======== Exercise materials

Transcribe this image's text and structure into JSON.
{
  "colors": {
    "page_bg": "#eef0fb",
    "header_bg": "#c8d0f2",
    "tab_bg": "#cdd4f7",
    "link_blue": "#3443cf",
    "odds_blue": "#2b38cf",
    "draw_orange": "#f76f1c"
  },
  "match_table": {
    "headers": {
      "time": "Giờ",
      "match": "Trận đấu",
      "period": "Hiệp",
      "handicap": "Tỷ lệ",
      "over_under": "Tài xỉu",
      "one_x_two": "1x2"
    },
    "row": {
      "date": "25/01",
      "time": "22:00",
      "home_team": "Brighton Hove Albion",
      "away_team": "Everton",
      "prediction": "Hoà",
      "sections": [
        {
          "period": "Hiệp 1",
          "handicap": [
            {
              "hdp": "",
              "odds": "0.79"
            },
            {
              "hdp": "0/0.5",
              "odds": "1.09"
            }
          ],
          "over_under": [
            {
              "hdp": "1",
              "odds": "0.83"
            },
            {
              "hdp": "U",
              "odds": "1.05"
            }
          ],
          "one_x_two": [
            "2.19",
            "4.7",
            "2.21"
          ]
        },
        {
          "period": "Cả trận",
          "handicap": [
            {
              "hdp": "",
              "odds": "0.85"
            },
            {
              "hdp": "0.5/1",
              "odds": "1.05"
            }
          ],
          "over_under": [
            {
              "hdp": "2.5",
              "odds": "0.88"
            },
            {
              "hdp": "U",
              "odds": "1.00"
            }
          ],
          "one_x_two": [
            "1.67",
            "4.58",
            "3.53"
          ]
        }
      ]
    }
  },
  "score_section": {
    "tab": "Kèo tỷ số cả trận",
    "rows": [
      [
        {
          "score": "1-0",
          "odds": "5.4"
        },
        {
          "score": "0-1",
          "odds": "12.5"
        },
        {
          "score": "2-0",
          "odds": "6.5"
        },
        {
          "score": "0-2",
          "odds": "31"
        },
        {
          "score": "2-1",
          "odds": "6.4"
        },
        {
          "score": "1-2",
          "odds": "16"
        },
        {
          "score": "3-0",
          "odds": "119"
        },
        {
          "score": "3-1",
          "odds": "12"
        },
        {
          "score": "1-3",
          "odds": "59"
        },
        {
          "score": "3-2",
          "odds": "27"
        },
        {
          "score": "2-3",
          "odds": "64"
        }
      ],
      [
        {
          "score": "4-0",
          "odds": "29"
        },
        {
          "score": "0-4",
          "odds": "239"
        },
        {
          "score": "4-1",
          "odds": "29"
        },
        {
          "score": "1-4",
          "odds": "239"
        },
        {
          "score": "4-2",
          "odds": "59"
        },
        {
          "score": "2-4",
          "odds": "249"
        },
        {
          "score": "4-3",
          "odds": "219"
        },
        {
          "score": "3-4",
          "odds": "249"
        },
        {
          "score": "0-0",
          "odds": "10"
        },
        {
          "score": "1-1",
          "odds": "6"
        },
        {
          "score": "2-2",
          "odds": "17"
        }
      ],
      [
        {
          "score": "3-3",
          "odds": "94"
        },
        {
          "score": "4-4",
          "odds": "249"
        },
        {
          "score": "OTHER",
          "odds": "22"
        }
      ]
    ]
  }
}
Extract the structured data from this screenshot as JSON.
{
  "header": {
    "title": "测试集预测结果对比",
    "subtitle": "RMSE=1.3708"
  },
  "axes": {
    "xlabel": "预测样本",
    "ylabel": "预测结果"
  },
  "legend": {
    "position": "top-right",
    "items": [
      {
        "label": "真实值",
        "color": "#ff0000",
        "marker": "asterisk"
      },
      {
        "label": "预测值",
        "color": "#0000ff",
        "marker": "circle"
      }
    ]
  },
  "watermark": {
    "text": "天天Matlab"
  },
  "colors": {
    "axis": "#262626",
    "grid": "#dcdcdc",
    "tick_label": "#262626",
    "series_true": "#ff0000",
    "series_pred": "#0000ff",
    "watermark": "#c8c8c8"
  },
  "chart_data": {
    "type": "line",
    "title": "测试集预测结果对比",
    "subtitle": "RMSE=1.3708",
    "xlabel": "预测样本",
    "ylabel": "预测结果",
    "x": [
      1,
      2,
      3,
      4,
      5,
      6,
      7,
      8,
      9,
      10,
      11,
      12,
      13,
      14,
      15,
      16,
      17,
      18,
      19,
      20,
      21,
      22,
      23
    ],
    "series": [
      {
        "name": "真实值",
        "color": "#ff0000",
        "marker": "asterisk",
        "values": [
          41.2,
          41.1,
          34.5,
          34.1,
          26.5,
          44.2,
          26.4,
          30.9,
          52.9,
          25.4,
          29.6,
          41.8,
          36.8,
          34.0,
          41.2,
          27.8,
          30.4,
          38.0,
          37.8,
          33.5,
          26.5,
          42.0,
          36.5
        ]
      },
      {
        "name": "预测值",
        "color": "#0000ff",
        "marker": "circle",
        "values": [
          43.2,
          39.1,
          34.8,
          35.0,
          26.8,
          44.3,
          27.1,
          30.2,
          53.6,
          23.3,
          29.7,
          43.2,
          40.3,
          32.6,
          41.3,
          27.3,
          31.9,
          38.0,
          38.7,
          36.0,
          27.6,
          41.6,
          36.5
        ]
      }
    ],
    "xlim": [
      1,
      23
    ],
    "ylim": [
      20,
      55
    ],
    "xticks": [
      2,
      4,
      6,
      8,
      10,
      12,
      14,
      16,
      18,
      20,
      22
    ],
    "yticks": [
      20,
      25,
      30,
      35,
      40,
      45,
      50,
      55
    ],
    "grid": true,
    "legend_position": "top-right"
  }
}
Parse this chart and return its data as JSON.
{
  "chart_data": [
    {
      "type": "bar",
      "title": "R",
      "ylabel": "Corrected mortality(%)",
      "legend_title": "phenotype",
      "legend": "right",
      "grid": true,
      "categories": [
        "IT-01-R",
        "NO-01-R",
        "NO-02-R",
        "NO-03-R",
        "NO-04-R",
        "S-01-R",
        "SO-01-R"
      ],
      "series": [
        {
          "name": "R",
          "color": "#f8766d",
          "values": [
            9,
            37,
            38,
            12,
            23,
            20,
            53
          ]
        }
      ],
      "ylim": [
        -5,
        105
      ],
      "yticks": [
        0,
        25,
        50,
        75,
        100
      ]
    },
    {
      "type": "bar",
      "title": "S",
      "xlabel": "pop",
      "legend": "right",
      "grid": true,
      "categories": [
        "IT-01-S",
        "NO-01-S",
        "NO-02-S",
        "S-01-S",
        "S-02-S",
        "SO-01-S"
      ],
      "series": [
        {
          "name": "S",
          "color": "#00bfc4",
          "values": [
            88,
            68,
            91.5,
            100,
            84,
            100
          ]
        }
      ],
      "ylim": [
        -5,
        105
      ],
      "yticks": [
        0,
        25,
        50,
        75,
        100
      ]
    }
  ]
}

================

Working from the material above, retype it in its entirety without change.

◆ Written reply ◆
Transcribe this image's text and structure into JSON.
{
  "colors": {
    "page_bg": "#eef0fb",
    "header_bg": "#c8d0f2",
    "tab_bg": "#cdd4f7",
    "link_blue": "#3443cf",
    "odds_blue": "#2b38cf",
    "draw_orange": "#f76f1c"
  },
  "match_table": {
    "headers": {
      "time": "Giờ",
      "match": "Trận đấu",
      "period": "Hiệp",
      "handicap": "Tỷ lệ",
      "over_under": "Tài xỉu",
      "one_x_two": "1x2"
    },
    "row": {
      "date": "25/01",
      "time": "22:00",
      "home_team": "Brighton Hove Albion",
      "away_team": "Everton",
      "prediction": "Hoà",
      "sections": [
        {
          "period": "Hiệp 1",
          "handicap": [
            {
              "hdp": "",
              "odds": "0.79"
            },
            {
              "hdp": "0/0.5",
              "odds": "1.09"
            }
          ],
          "over_under": [
            {
              "hdp": "1",
              "odds": "0.83"
            },
            {
              "hdp": "U",
              "odds": "1.05"
            }
          ],
          "one_x_two": [
            "2.19",
            "4.7",
            "2.21"
          ]
        },
        {
          "period": "Cả trận",
          "handicap": [
            {
              "hdp": "",
              "odds": "0.85"
            },
            {
              "hdp": "0.5/1",
              "odds": "1.05"
            }
          ],
          "over_under": [
            {
              "hdp": "2.5",
              "odds": "0.88"
            },
            {
              "hdp": "U",
              "odds": "1.00"
            }
          ],
          "one_x_two": [
            "1.67",
            "4.58",
            "3.53"
          ]
        }
      ]
    }
  },
  "score_section": {
    "tab": "Kèo tỷ số cả trận",
    "rows": [
      [
        {
          "score": "1-0",
          "odds": "5.4"
        },
        {
          "score": "0-1",
          "odds": "12.5"
        },
        {
          "score": "2-0",
          "odds": "6.5"
        },
        {
          "score": "0-2",
          "odds": "31"
        },
        {
          "score": "2-1",
          "odds": "6.4"
        },
        {
          "score": "1-2",
          "odds": "16"
        },
        {
          "score": "3-0",
          "odds": "119"
        },
        {
          "score": "3-1",
          "odds": "12"
        },
        {
          "score": "1-3",
          "odds": "59"
        },
        {
          "score": "3-2",
          "odds": "27"
        },
        {
          "score": "2-3",
          "odds": "64"
        }
      ],
      [
        {
          "score": "4-0",
          "odds": "29"
        },
        {
          "score": "0-4",
          "odds": "239"
        },
        {
          "score": "4-1",
          "odds": "29"
        },
        {
          "score": "1-4",
          "odds": "239"
        },
        {
          "score": "4-2",
          "odds": "59"
        },
        {
          "score": "2-4",
          "odds": "249"
        },
        {
          "score": "4-3",
          "odds": "219"
        },
        {
          "score": "3-4",
          "odds": "249"
        },
        {
          "score": "0-0",
          "odds": "10"
        },
        {
          "score": "1-1",
          "odds": "6"
        },
        {
          "score": "2-2",
          "odds": "17"
        }
      ],
      [
        {
          "score": "3-3",
          "odds": "94"
        },
        {
          "score": "4-4",
          "odds": "249"
        },
        {
          "score": "OTHER",
          "odds": "22"
        }
      ]
    ]
  }
}
Extract the structured data from this screenshot as JSON.
{
  "header": {
    "title": "测试集预测结果对比",
    "subtitle": "RMSE=1.3708"
  },
  "axes": {
    "xlabel": "预测样本",
    "ylabel": "预测结果"
  },
  "legend": {
    "position": "top-right",
    "items": [
      {
        "label": "真实值",
        "color": "#ff0000",
        "marker": "asterisk"
      },
      {
        "label": "预测值",
        "color": "#0000ff",
        "marker": "circle"
      }
    ]
  },
  "watermark": {
    "text": "天天Matlab"
  },
  "colors": {
    "axis": "#262626",
    "grid": "#dcdcdc",
    "tick_label": "#262626",
    "series_true": "#ff0000",
    "series_pred": "#0000ff",
    "watermark": "#c8c8c8"
  },
  "chart_data": {
    "type": "line",
    "title": "测试集预测结果对比",
    "subtitle": "RMSE=1.3708",
    "xlabel": "预测样本",
    "ylabel": "预测结果",
    "x": [
      1,
      2,
      3,
      4,
      5,
      6,
      7,
      8,
      9,
      10,
      11,
      12,
      13,
      14,
      15,
      16,
      17,
      18,
      19,
      20,
      21,
      22,
      23
    ],
    "series": [
      {
        "name": "真实值",
        "color": "#ff0000",
        "marker": "asterisk",
        "values": [
          41.2,
          41.1,
          34.5,
          34.1,
          26.5,
          44.2,
          26.4,
          30.9,
          52.9,
          25.4,
          29.6,
          41.8,
          36.8,
          34.0,
          41.2,
          27.8,
          30.4,
          38.0,
          37.8,
          33.5,
          26.5,
          42.0,
          36.5
        ]
      },
      {
        "name": "预测值",
        "color": "#0000ff",
        "marker": "circle",
        "values": [
          43.2,
          39.1,
          34.8,
          35.0,
          26.8,
          44.3,
          27.1,
          30.2,
          53.6,
          23.3,
          29.7,
          43.2,
          40.3,
          32.6,
          41.3,
          27.3,
          31.9,
          38.0,
          38.7,
          36.0,
          27.6,
          41.6,
          36.5
        ]
      }
    ],
    "xlim": [
      1,
      23
    ],
    "ylim": [
      20,
      55
    ],
    "xticks": [
      2,
      4,
      6,
      8,
      10,
      12,
      14,
      16,
      18,
      20,
      22
    ],
    "yticks": [
      20,
      25,
      30,
      35,
      40,
      45,
      50,
      55
    ],
    "grid": true,
    "legend_position": "top-right"
  }
}
Parse this chart and return its data as JSON.
{
  "chart_data": [
    {
      "type": "bar",
      "title": "R",
      "ylabel": "Corrected mortality(%)",
      "legend_title": "phenotype",
      "legend": "right",
      "grid": true,
      "categories": [
        "IT-01-R",
        "NO-01-R",
        "NO-02-R",
        "NO-03-R",
        "NO-04-R",
        "S-01-R",
        "SO-01-R"
      ],
      "series": [
        {
          "name": "R",
          "color": "#f8766d",
          "values": [
            9,
            37,
            38,
            12,
            23,
            20,
            53
          ]
        }
      ],
      "ylim": [
        -5,
        105
      ],
      "yticks": [
        0,
        25,
        50,
        75,
        100
      ]
    },
    {
      "type": "bar",
      "title": "S",
      "xlabel": "pop",
      "legend": "right",
      "grid": true,
      "categories": [
        "IT-01-S",
        "NO-01-S",
        "NO-02-S",
        "S-01-S",
        "S-02-S",
        "SO-01-S"
      ],
      "series": [
        {
          "name": "S",
          "color": "#00bfc4",
          "values": [
            88,
            68,
            91.5,
            100,
            84,
            100
          ]
        }
      ],
      "ylim": [
        -5,
        105
      ],
      "yticks": [
        0,
        25,
        50,
        75,
        100
      ]
    }
  ]
}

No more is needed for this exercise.